Aim:
Scan each line of the records for the word "content" and extract the ones that have it.
[Begin Input rows]
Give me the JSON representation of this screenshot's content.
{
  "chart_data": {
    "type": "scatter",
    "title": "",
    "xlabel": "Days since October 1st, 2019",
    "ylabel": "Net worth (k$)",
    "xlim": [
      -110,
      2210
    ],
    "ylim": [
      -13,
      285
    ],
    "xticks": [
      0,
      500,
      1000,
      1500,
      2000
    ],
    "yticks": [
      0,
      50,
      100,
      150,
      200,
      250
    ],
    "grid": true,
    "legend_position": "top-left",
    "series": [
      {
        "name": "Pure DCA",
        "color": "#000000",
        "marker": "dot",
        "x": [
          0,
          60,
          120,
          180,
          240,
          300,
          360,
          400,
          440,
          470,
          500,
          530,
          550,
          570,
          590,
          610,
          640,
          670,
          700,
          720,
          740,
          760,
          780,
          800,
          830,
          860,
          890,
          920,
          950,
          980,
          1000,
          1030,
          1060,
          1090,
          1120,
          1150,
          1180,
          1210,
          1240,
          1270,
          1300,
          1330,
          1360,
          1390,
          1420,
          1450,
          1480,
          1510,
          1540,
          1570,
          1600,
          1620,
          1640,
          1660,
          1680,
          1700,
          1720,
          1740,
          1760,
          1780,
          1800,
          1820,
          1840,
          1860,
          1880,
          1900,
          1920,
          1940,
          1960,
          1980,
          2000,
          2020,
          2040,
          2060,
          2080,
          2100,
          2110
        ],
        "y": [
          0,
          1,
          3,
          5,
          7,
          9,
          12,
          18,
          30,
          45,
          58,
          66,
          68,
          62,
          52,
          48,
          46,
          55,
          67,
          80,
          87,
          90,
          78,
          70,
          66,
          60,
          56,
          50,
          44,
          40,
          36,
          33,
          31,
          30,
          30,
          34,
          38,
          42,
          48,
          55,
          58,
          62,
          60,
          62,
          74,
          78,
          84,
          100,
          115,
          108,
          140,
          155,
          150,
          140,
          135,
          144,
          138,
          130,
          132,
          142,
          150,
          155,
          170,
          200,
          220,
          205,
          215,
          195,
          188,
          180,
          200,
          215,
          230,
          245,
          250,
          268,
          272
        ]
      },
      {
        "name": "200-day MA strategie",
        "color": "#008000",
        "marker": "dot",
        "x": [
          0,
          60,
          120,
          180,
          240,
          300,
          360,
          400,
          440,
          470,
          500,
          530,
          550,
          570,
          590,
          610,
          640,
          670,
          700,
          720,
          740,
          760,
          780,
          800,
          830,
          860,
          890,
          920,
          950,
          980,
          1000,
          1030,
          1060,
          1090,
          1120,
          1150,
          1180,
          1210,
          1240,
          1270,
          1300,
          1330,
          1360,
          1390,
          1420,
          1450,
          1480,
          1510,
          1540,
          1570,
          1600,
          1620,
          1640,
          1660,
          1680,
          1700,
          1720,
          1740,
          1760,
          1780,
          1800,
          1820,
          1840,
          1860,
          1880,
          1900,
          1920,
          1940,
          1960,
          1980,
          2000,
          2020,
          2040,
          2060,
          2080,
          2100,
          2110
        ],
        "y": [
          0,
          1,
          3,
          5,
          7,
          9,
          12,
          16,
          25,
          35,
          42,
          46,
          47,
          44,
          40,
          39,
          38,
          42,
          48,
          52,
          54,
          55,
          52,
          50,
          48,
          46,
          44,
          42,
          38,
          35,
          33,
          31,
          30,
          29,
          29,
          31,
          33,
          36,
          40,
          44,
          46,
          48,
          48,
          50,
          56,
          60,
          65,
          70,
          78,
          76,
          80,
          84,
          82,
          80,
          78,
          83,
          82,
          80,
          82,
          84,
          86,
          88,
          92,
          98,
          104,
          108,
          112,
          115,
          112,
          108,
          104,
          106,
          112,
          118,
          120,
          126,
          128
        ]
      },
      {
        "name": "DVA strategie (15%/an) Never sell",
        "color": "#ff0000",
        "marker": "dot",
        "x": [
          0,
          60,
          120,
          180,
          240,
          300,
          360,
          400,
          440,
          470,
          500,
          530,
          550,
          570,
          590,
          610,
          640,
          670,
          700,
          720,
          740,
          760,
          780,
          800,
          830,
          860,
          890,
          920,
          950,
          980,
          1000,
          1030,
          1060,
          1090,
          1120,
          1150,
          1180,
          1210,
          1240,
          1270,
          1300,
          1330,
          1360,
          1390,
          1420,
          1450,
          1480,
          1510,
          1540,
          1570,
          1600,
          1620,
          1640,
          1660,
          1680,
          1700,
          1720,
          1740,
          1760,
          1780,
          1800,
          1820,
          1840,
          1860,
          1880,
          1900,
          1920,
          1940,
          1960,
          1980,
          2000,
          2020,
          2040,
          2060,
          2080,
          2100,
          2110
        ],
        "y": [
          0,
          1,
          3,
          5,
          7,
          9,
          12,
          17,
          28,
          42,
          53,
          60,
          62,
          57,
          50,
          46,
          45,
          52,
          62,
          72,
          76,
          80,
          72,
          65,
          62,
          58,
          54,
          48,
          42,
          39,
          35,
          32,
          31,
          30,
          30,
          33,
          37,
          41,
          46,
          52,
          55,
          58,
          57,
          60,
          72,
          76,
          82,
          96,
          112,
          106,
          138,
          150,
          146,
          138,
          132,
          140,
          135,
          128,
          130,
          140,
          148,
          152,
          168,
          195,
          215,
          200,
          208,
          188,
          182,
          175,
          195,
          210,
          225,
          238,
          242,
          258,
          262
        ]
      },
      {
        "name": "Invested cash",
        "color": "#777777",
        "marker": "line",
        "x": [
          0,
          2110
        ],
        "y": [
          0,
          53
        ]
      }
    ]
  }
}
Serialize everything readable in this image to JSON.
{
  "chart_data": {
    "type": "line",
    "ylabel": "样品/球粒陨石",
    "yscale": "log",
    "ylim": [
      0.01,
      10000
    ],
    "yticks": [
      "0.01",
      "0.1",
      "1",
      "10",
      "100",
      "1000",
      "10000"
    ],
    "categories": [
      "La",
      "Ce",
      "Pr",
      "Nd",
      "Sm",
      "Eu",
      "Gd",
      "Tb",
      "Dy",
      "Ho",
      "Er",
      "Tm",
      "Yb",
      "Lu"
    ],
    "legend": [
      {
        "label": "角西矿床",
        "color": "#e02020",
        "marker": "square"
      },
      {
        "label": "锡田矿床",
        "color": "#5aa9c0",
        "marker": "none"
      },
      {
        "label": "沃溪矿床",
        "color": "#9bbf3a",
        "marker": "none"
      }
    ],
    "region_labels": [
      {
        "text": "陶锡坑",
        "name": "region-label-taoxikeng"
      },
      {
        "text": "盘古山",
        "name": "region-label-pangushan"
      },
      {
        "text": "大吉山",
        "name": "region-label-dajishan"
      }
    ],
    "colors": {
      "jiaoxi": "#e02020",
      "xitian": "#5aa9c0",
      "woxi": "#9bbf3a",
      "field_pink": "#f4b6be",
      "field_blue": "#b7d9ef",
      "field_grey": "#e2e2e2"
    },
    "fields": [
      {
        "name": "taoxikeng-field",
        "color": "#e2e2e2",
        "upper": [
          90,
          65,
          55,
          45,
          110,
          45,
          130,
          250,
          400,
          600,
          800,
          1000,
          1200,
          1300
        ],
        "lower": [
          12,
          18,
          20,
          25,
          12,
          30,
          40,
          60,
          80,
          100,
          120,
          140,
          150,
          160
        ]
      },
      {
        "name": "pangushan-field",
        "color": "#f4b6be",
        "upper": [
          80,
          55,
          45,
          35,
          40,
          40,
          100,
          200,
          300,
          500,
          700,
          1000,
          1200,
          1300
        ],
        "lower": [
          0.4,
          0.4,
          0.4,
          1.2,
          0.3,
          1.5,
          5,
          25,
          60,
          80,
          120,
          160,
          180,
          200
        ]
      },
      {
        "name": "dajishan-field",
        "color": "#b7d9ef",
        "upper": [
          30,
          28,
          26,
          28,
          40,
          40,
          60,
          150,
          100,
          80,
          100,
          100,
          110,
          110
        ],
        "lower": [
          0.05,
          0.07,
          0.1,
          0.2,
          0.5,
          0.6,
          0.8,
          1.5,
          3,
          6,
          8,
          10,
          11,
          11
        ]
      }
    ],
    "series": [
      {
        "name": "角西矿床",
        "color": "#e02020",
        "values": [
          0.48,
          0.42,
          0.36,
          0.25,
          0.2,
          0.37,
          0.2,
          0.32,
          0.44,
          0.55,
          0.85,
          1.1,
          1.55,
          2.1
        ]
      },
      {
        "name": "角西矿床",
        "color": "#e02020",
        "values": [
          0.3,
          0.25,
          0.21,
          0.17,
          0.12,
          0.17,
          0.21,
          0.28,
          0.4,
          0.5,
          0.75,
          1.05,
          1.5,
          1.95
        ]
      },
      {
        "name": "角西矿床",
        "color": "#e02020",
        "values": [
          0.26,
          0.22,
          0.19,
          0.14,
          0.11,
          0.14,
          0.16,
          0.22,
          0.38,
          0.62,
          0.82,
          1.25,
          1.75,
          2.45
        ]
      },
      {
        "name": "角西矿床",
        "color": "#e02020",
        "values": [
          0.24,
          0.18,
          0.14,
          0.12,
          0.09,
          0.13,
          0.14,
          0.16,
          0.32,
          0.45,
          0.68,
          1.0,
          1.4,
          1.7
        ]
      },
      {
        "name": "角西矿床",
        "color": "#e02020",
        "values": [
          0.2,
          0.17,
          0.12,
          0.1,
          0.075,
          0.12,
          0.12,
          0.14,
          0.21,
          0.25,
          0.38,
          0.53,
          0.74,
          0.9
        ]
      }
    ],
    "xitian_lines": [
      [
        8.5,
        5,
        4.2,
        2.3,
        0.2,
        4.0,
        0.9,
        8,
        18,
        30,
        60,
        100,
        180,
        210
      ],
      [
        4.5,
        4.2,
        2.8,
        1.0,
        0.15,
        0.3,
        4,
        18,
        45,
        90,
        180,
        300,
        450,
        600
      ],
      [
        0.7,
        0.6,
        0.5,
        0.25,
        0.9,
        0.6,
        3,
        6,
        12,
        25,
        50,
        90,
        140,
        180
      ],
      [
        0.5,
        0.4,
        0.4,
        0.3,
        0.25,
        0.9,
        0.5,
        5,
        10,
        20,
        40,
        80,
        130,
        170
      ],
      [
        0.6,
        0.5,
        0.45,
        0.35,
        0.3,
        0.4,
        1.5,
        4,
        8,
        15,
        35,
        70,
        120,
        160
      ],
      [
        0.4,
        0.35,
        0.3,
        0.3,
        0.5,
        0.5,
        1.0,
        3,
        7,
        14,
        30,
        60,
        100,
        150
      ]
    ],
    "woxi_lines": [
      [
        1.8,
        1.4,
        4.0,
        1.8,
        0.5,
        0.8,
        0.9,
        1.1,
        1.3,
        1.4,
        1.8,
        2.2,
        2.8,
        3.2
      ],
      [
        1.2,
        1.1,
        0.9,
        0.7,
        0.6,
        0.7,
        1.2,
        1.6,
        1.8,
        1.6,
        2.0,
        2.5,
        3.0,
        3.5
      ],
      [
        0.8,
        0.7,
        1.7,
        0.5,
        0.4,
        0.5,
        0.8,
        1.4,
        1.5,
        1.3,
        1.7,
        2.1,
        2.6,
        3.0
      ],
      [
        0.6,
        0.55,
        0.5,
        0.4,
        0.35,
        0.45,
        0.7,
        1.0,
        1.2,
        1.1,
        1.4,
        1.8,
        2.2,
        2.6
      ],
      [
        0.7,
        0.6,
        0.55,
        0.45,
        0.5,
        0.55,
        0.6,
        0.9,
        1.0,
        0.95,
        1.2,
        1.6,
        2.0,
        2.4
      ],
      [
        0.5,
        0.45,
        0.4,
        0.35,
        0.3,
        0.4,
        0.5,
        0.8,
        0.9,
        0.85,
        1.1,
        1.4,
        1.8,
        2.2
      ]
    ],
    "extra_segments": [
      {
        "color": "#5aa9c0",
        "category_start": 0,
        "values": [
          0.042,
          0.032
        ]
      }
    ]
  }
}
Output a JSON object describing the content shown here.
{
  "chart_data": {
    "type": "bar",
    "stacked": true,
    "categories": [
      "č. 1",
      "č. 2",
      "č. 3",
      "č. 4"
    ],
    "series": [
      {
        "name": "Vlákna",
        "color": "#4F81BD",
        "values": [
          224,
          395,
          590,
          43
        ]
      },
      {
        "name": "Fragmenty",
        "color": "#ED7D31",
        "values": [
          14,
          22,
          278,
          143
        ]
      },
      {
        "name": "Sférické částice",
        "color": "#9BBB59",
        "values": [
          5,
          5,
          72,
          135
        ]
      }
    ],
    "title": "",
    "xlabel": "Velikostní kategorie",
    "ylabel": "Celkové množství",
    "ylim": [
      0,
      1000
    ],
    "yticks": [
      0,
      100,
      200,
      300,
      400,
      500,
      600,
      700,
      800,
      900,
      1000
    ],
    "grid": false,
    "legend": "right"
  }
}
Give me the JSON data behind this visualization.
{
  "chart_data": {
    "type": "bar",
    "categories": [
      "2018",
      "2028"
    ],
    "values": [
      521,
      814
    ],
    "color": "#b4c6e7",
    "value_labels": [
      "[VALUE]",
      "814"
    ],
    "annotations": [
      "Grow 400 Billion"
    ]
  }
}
[End Input rows]
Solution to this problem:
Give me the JSON representation of this screenshot's content.
Output a JSON object describing the content shown here.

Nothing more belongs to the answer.